## ESPLORA IL MATERIALE:
**a.** Riscrivi il passo del testo sul romanzo di Brizzi che comincia con le parole "Anche negli anni" e si ferma dopo "molto reale dell’epoca?", sostituendo "Novanta" con "Ottanta".
**b.** Rispondi alle domande seguenti in base al testo sul romanzo di Brizzi.
(i) In che anno il romanzo arriva in finale al Premio Campiello?
(ii) Da quale band esce il chitarrista John Frusciante?
(iii) Quale romanzo legge Alex prima di insorgere?
**c.** Elenca tutti i titoli di opere citati nel testo sul romanzo di Brizzi.

-------- TESTO ESTRATTO

Jack Frusciante è uscito dal gruppo

Jack Frusciante è uscito dal gruppo

290
0
SHARE

Anche negli anni Novanta non sono mancati i cosiddetti “casi letterari”. E quale più fulgido esempio, per questo decennio, di un romanzo d’esordio che arriva in finale al Premio Campiello nel 1995, “diventa” un film di buon successo l’anno successivo e soprattutto rappresenta una fucina di citazioni ed un quadro molto reale dell’epoca?

“Jack Frusciante è uscito dal gruppo” ha la citazione fin nel proprio titolo, riferito all’abbandono, da parte del chitarrista John Frusciante (rinominato per evitare beghe sui diritti), della band Red Hot Chili Peppers, altro mito dell’epoca. L’evento viene scelto come pretesto per costruire un particolare romanzo di formazione, dove l’uscita dal gruppo viene letta come la capacità di non essere conformisti, di non fare sempre quello che ti dicono o che sembrerebbe giusto e sensato, di comportarti secondo una tua coscienza ed un tuo pensiero.

Enrico Brizzi non era neanche ventenne quando scrisse questo libro, nel quale ovviamente c’è molto della sua adolescenza bolognese, soprattutto nel protagonista Alex D. (chiamato come il personaggio di “Arancia Meccanica”). Alex è figlio della Bologna “bene”, che fino ai 16 anni ha sempre rispettato le “regole”, comportandosi da bravo ragazzo: la lettura del romanzo “Due di Due” di Andrea De Carlo lo fa insorgere, trasformandolo in una sorta di ribelle rispetto agli schemi canonici della “vita facile” che gli è stata già pavimentata dalle sue origini.

----------------
-------- MATERIALE MOSTRATO

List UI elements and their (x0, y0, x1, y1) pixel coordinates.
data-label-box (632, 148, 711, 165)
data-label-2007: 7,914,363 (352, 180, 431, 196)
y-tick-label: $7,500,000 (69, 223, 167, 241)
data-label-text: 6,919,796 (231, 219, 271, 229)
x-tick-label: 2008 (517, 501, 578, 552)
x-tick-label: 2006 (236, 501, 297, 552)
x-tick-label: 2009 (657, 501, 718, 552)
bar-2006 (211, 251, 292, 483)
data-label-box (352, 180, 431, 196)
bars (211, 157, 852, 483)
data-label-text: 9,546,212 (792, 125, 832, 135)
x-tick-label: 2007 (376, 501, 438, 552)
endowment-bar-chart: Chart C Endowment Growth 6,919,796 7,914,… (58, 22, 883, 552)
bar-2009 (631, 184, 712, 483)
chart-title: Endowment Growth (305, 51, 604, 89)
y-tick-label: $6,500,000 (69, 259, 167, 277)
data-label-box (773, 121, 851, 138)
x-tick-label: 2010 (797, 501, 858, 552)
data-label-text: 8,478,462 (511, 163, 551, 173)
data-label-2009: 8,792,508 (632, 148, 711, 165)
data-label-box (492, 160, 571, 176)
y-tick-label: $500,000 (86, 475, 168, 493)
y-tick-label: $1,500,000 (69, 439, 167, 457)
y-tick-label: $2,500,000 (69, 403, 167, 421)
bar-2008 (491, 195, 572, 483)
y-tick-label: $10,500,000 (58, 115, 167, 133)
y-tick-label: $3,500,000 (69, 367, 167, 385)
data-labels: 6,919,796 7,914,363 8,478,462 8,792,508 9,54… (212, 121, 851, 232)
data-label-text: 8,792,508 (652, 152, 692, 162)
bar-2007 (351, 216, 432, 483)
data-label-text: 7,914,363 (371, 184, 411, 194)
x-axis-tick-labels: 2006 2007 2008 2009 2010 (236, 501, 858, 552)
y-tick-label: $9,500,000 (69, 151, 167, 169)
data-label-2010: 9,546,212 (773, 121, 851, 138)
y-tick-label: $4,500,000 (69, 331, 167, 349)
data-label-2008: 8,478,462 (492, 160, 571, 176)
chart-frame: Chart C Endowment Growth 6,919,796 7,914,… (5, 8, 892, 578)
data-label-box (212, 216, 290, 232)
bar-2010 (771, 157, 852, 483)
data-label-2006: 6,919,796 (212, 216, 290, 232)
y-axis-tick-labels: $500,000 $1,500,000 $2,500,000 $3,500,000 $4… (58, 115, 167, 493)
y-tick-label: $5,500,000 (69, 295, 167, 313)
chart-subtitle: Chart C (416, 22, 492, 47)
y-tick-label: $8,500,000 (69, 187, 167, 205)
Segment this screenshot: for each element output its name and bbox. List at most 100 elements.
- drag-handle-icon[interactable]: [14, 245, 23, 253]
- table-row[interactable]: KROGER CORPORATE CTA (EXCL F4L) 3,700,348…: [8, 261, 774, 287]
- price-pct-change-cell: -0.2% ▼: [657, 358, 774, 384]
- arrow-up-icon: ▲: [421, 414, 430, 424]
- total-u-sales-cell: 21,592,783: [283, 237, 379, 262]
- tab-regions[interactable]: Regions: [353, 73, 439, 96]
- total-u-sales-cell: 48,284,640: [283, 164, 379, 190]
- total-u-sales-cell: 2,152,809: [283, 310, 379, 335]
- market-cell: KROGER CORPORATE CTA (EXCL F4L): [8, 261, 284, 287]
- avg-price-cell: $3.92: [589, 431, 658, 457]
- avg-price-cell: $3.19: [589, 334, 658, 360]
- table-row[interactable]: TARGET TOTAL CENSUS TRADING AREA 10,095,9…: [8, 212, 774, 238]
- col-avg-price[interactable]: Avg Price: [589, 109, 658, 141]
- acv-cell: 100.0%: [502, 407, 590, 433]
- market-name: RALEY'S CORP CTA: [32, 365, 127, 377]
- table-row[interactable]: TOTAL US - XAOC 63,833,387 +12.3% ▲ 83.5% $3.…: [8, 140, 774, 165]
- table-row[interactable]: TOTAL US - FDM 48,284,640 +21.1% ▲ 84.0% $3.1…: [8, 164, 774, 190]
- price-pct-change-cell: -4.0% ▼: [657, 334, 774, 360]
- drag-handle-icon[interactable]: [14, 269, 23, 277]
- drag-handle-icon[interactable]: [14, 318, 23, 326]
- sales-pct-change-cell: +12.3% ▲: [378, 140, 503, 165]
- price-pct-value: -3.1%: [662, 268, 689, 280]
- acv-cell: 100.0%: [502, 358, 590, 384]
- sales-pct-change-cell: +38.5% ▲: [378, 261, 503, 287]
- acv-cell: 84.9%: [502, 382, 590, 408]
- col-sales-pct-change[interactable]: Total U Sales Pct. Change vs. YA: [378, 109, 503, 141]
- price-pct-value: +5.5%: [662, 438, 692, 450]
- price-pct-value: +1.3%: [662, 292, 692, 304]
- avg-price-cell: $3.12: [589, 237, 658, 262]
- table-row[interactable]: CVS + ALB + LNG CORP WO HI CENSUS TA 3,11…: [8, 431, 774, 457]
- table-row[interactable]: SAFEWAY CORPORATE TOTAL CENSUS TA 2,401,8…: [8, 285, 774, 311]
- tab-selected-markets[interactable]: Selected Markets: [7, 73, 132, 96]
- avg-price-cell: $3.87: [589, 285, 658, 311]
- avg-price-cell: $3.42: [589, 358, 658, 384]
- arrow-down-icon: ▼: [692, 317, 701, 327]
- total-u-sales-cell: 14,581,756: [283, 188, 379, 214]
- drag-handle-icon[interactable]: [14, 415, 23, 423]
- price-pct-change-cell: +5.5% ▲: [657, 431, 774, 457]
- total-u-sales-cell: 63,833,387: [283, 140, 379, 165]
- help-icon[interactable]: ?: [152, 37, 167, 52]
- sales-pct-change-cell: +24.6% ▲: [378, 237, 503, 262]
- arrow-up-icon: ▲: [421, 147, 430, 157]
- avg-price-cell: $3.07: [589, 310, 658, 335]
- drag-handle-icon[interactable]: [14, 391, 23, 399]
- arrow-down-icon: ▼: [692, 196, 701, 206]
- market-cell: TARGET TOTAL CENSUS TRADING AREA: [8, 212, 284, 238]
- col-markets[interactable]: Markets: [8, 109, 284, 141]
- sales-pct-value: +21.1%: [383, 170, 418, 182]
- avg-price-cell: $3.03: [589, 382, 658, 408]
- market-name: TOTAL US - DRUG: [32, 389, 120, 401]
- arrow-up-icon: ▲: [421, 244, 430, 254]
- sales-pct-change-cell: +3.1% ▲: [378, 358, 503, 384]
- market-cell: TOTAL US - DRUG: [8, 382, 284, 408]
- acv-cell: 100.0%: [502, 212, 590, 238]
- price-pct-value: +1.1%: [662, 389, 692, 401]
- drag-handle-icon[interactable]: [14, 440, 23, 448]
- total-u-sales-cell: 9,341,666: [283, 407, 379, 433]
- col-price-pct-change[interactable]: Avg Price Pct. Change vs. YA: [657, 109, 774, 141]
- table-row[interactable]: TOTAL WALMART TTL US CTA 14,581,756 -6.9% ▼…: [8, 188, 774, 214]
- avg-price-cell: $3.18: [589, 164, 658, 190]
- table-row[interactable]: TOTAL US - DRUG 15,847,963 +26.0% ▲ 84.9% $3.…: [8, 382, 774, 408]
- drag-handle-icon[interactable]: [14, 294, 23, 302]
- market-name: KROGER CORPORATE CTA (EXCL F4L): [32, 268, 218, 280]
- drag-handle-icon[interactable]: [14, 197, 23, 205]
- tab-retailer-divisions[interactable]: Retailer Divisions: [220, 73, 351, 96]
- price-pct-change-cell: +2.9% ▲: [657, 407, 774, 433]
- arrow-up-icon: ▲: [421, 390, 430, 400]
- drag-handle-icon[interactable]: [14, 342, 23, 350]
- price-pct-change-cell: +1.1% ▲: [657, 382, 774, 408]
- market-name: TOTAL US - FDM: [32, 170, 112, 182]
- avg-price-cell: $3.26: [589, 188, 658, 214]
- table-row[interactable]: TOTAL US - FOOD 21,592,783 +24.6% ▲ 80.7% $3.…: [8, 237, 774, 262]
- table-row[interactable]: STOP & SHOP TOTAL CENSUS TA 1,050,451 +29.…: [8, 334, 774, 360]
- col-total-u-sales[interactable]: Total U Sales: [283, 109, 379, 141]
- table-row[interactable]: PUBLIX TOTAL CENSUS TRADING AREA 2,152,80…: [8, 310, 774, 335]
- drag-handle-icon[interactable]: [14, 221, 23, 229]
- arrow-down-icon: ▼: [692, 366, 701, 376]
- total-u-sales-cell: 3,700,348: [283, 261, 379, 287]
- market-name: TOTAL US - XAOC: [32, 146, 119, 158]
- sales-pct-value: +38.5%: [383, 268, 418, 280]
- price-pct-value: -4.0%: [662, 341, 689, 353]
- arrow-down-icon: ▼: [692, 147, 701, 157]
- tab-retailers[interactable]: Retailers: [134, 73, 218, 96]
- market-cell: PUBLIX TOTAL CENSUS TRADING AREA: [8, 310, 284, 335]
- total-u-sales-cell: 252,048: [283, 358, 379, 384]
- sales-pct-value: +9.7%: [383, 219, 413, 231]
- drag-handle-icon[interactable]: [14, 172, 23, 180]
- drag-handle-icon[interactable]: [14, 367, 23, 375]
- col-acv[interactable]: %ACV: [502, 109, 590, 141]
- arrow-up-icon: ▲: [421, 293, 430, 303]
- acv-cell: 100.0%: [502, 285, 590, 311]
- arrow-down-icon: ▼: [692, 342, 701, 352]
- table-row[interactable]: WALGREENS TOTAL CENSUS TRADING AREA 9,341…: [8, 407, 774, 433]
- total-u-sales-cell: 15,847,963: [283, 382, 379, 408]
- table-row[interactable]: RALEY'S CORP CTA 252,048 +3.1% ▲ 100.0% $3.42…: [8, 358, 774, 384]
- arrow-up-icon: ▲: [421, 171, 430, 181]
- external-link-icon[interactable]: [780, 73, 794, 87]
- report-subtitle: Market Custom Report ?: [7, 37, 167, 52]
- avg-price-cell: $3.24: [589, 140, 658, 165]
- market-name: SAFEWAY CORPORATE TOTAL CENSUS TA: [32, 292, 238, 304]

----------------

## RISULTATI DELLE ATTIVITÀ:
**a.**
Anche negli anni Ottanta non sono mancati i cosiddetti “casi letterari”. E quale più fulgido esempio, per questo decennio, di un romanzo d’esordio che arriva in finale al Premio Campiello nel 1995, “diventa” un film di buon successo l’anno successivo e soprattutto rappresenta una fucina di citazioni ed un quadro molto reale dell’epoca?

**b.**
(i) Nel 1995.
(ii) Dai Red Hot Chili Peppers.
(iii) "Due di Due" di Andrea De Carlo.

**c.**
"Jack Frusciante è uscito dal gruppo"
"Arancia Meccanica"
"Due di Due"